■ **DATA IN THIS EXERCISE**
----

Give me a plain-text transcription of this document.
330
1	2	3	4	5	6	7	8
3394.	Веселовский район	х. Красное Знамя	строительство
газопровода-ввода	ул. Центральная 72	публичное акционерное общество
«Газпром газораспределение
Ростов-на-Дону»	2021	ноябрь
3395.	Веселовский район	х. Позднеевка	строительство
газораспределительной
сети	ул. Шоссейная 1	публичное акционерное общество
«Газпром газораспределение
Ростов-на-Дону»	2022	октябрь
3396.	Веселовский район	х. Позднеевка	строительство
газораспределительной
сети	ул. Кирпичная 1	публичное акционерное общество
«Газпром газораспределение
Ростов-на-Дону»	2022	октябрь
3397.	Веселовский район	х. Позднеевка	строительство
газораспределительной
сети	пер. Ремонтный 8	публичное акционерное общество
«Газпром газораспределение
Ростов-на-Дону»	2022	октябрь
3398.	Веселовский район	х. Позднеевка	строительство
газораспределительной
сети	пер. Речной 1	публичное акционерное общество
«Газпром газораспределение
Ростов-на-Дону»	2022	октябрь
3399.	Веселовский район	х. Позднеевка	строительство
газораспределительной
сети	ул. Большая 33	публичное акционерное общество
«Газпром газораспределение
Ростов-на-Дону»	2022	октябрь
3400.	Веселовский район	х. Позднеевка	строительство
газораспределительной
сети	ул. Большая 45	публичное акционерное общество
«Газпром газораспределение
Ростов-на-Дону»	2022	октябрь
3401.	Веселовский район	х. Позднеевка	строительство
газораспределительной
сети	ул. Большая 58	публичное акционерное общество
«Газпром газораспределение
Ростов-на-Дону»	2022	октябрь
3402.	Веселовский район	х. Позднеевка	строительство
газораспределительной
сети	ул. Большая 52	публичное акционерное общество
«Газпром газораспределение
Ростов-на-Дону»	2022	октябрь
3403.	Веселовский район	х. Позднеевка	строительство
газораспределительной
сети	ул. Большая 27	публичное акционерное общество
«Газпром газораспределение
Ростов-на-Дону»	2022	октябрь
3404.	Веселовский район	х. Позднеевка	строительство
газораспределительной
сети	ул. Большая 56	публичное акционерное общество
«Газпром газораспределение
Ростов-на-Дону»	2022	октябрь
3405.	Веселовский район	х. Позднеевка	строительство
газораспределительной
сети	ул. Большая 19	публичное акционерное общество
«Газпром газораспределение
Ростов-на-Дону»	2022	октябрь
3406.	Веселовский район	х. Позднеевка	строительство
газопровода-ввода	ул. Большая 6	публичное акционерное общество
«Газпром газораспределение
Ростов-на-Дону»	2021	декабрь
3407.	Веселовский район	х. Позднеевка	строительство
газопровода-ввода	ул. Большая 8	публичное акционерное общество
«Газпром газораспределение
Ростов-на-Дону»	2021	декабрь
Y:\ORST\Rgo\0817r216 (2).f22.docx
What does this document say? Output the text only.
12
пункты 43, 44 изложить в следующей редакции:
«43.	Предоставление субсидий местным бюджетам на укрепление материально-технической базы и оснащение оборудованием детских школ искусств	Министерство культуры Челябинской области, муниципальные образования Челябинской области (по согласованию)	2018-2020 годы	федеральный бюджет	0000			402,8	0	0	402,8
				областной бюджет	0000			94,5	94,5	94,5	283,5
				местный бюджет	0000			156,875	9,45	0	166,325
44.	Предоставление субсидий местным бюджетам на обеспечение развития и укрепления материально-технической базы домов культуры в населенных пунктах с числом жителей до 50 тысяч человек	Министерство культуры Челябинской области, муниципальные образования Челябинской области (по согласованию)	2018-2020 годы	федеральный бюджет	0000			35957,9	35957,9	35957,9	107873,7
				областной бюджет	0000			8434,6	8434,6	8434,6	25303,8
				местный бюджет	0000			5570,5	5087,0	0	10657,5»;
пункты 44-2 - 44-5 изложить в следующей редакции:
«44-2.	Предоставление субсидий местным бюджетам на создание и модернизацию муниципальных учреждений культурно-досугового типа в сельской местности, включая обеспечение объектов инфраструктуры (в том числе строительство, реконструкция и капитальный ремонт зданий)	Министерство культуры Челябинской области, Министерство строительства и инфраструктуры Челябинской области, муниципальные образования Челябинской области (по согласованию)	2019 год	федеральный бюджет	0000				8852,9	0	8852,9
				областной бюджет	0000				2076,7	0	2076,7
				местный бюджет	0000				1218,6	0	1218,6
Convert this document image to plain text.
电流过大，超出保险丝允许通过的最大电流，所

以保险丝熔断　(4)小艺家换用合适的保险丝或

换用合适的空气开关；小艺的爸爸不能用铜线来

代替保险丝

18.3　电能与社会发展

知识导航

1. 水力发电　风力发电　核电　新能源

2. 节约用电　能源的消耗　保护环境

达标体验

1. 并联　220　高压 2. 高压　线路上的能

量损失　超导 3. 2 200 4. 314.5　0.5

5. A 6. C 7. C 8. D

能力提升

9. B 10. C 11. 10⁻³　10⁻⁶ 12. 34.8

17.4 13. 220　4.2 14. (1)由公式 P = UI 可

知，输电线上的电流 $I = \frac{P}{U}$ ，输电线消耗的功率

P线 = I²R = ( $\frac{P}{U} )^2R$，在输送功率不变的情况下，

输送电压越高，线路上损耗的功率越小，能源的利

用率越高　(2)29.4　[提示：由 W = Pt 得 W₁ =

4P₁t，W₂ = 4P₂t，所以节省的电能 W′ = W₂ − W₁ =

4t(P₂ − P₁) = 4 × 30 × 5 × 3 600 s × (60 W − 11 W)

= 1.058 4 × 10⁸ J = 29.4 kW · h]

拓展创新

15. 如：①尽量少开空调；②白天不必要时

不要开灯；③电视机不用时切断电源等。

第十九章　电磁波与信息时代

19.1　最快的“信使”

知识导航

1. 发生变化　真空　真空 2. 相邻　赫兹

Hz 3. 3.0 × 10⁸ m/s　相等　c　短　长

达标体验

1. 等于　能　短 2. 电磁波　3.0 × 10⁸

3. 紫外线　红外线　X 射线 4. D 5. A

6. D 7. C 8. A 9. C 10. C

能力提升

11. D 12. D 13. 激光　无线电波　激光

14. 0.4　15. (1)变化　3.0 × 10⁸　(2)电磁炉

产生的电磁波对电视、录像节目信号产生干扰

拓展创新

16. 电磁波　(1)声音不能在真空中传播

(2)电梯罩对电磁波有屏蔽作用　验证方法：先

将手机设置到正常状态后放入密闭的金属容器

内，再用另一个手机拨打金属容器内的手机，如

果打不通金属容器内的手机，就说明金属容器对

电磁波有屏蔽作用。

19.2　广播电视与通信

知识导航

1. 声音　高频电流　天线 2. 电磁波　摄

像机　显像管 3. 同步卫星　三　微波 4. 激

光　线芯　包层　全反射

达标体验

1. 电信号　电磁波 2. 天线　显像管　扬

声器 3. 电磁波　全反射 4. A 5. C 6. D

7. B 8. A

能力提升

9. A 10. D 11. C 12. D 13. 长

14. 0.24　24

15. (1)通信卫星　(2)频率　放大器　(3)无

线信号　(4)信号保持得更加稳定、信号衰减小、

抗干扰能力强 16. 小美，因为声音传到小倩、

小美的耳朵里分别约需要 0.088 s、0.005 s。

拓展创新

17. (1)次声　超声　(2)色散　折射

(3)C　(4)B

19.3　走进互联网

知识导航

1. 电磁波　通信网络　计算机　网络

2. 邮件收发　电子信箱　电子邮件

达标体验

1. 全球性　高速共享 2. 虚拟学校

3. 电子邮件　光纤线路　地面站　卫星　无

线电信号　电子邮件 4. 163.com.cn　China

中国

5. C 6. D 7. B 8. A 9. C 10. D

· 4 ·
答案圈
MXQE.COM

----

■ **GIVEN REQUEST**
Write each line above out exactly.

■ **THE REPLY**
Give me a plain-text transcription of this document.
330
1	2	3	4	5	6	7	8
3394.	Веселовский район	х. Красное Знамя	строительство
газопровода-ввода	ул. Центральная 72	публичное акционерное общество
«Газпром газораспределение
Ростов-на-Дону»	2021	ноябрь
3395.	Веселовский район	х. Позднеевка	строительство
газораспределительной
сети	ул. Шоссейная 1	публичное акционерное общество
«Газпром газораспределение
Ростов-на-Дону»	2022	октябрь
3396.	Веселовский район	х. Позднеевка	строительство
газораспределительной
сети	ул. Кирпичная 1	публичное акционерное общество
«Газпром газораспределение
Ростов-на-Дону»	2022	октябрь
3397.	Веселовский район	х. Позднеевка	строительство
газораспределительной
сети	пер. Ремонтный 8	публичное акционерное общество
«Газпром газораспределение
Ростов-на-Дону»	2022	октябрь
3398.	Веселовский район	х. Позднеевка	строительство
газораспределительной
сети	пер. Речной 1	публичное акционерное общество
«Газпром газораспределение
Ростов-на-Дону»	2022	октябрь
3399.	Веселовский район	х. Позднеевка	строительство
газораспределительной
сети	ул. Большая 33	публичное акционерное общество
«Газпром газораспределение
Ростов-на-Дону»	2022	октябрь
3400.	Веселовский район	х. Позднеевка	строительство
газораспределительной
сети	ул. Большая 45	публичное акционерное общество
«Газпром газораспределение
Ростов-на-Дону»	2022	октябрь
3401.	Веселовский район	х. Позднеевка	строительство
газораспределительной
сети	ул. Большая 58	публичное акционерное общество
«Газпром газораспределение
Ростов-на-Дону»	2022	октябрь
3402.	Веселовский район	х. Позднеевка	строительство
газораспределительной
сети	ул. Большая 52	публичное акционерное общество
«Газпром газораспределение
Ростов-на-Дону»	2022	октябрь
3403.	Веселовский район	х. Позднеевка	строительство
газораспределительной
сети	ул. Большая 27	публичное акционерное общество
«Газпром газораспределение
Ростов-на-Дону»	2022	октябрь
3404.	Веселовский район	х. Позднеевка	строительство
газораспределительной
сети	ул. Большая 56	публичное акционерное общество
«Газпром газораспределение
Ростов-на-Дону»	2022	октябрь
3405.	Веселовский район	х. Позднеевка	строительство
газораспределительной
сети	ул. Большая 19	публичное акционерное общество
«Газпром газораспределение
Ростов-на-Дону»	2022	октябрь
3406.	Веселовский район	х. Позднеевка	строительство
газопровода-ввода	ул. Большая 6	публичное акционерное общество
«Газпром газораспределение
Ростов-на-Дону»	2021	декабрь
3407.	Веселовский район	х. Позднеевка	строительство
газопровода-ввода	ул. Большая 8	публичное акционерное общество
«Газпром газораспределение
Ростов-на-Дону»	2021	декабрь
Y:\ORST\Rgo\0817r216 (2).f22.docx
What does this document say? Output the text only.
12
пункты 43, 44 изложить в следующей редакции:
«43.	Предоставление субсидий местным бюджетам на укрепление материально-технической базы и оснащение оборудованием детских школ искусств	Министерство культуры Челябинской области, муниципальные образования Челябинской области (по согласованию)	2018-2020 годы	федеральный бюджет	0000			402,8	0	0	402,8
				областной бюджет	0000			94,5	94,5	94,5	283,5
				местный бюджет	0000			156,875	9,45	0	166,325
44.	Предоставление субсидий местным бюджетам на обеспечение развития и укрепления материально-технической базы домов культуры в населенных пунктах с числом жителей до 50 тысяч человек	Министерство культуры Челябинской области, муниципальные образования Челябинской области (по согласованию)	2018-2020 годы	федеральный бюджет	0000			35957,9	35957,9	35957,9	107873,7
				областной бюджет	0000			8434,6	8434,6	8434,6	25303,8
				местный бюджет	0000			5570,5	5087,0	0	10657,5»;
пункты 44-2 - 44-5 изложить в следующей редакции:
«44-2.	Предоставление субсидий местным бюджетам на создание и модернизацию муниципальных учреждений культурно-досугового типа в сельской местности, включая обеспечение объектов инфраструктуры (в том числе строительство, реконструкция и капитальный ремонт зданий)	Министерство культуры Челябинской области, Министерство строительства и инфраструктуры Челябинской области, муниципальные образования Челябинской области (по согласованию)	2019 год	федеральный бюджет	0000				8852,9	0	8852,9
				областной бюджет	0000				2076,7	0	2076,7
				местный бюджет	0000				1218,6	0	1218,6
Convert this document image to plain text.
电流过大，超出保险丝允许通过的最大电流，所

以保险丝熔断　(4)小艺家换用合适的保险丝或

换用合适的空气开关；小艺的爸爸不能用铜线来

代替保险丝

18.3　电能与社会发展

知识导航

1. 水力发电　风力发电　核电　新能源

2. 节约用电　能源的消耗　保护环境

达标体验

1. 并联　220　高压 2. 高压　线路上的能

量损失　超导 3. 2 200 4. 314.5　0.5

5. A 6. C 7. C 8. D

能力提升

9. B 10. C 11. 10⁻³　10⁻⁶ 12. 34.8

17.4 13. 220　4.2 14. (1)由公式 P = UI 可

知，输电线上的电流 $I = \frac{P}{U}$ ，输电线消耗的功率

P线 = I²R = ( $\frac{P}{U} )^2R$，在输送功率不变的情况下，

输送电压越高，线路上损耗的功率越小，能源的利

用率越高　(2)29.4　[提示：由 W = Pt 得 W₁ =

4P₁t，W₂ = 4P₂t，所以节省的电能 W′ = W₂ − W₁ =

4t(P₂ − P₁) = 4 × 30 × 5 × 3 600 s × (60 W − 11 W)

= 1.058 4 × 10⁸ J = 29.4 kW · h]

拓展创新

15. 如：①尽量少开空调；②白天不必要时

不要开灯；③电视机不用时切断电源等。

第十九章　电磁波与信息时代

19.1　最快的“信使”

知识导航

1. 发生变化　真空　真空 2. 相邻　赫兹

Hz 3. 3.0 × 10⁸ m/s　相等　c　短　长

达标体验

1. 等于　能　短 2. 电磁波　3.0 × 10⁸

3. 紫外线　红外线　X 射线 4. D 5. A

6. D 7. C 8. A 9. C 10. C

能力提升

11. D 12. D 13. 激光　无线电波　激光

14. 0.4　15. (1)变化　3.0 × 10⁸　(2)电磁炉

产生的电磁波对电视、录像节目信号产生干扰

拓展创新

16. 电磁波　(1)声音不能在真空中传播

(2)电梯罩对电磁波有屏蔽作用　验证方法：先

将手机设置到正常状态后放入密闭的金属容器

内，再用另一个手机拨打金属容器内的手机，如

果打不通金属容器内的手机，就说明金属容器对

电磁波有屏蔽作用。

19.2　广播电视与通信

知识导航

1. 声音　高频电流　天线 2. 电磁波　摄

像机　显像管 3. 同步卫星　三　微波 4. 激

光　线芯　包层　全反射

达标体验

1. 电信号　电磁波 2. 天线　显像管　扬

声器 3. 电磁波　全反射 4. A 5. C 6. D

7. B 8. A

能力提升

9. A 10. D 11. C 12. D 13. 长

14. 0.24　24

15. (1)通信卫星　(2)频率　放大器　(3)无

线信号　(4)信号保持得更加稳定、信号衰减小、

抗干扰能力强 16. 小美，因为声音传到小倩、

小美的耳朵里分别约需要 0.088 s、0.005 s。

拓展创新

17. (1)次声　超声　(2)色散　折射

(3)C　(4)B

19.3　走进互联网

知识导航

1. 电磁波　通信网络　计算机　网络

2. 邮件收发　电子信箱　电子邮件

达标体验

1. 全球性　高速共享 2. 虚拟学校

3. 电子邮件　光纤线路　地面站　卫星　无

线电信号　电子邮件 4. 163.com.cn　China

中国

5. C 6. D 7. B 8. A 9. C 10. D

· 4 ·
答案圈
MXQE.COM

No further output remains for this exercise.